WHAT IS ASKED:
Check the listing below for lines that hold "zijn". How many are there? Please give only the number.

RECORD SET:

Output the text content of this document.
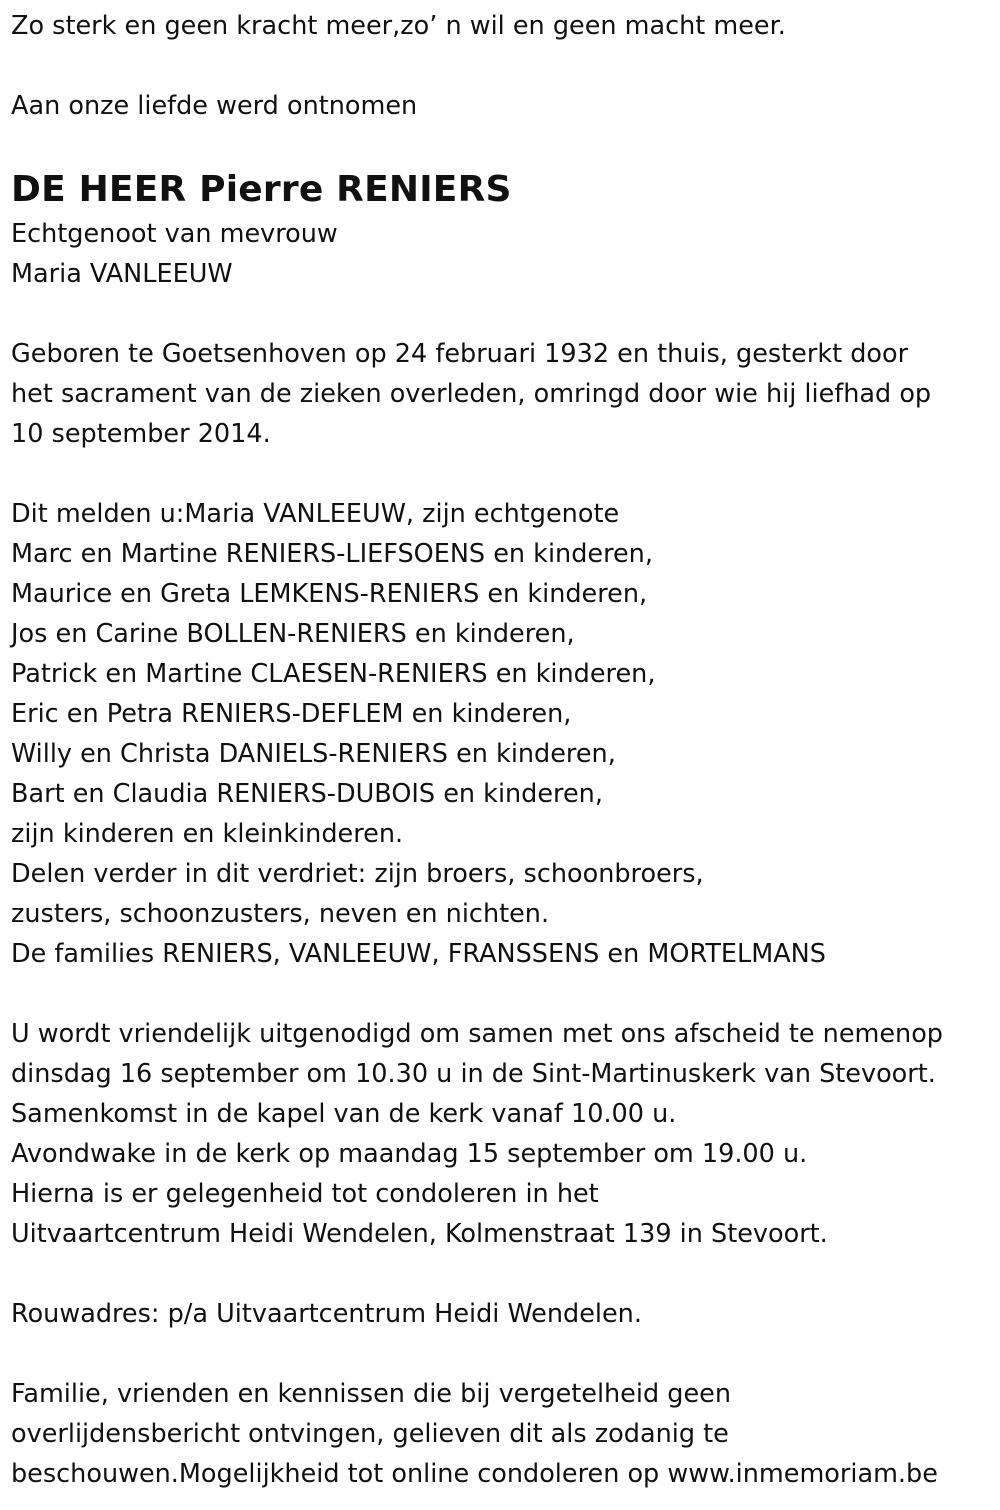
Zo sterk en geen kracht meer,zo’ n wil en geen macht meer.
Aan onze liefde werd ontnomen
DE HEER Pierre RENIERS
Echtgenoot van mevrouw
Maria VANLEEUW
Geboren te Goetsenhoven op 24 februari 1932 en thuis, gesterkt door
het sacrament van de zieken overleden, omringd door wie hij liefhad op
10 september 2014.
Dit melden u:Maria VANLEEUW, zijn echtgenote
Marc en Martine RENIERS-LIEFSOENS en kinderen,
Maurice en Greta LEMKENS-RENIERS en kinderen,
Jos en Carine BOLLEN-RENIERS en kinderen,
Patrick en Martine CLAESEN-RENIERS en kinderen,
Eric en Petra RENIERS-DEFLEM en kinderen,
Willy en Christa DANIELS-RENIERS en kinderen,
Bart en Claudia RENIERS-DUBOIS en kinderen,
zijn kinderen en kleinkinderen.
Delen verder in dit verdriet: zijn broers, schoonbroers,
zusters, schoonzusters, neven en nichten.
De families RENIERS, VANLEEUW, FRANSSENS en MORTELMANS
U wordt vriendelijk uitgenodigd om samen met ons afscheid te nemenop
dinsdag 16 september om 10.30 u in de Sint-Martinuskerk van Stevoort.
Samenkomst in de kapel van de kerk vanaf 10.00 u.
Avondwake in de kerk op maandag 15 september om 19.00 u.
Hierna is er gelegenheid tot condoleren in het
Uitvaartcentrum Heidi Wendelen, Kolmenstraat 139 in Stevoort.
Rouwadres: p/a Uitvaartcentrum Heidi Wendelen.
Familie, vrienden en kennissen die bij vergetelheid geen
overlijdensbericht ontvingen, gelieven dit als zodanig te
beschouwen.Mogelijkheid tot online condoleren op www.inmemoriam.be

SOLUTION TO THIS PROBLEM:
3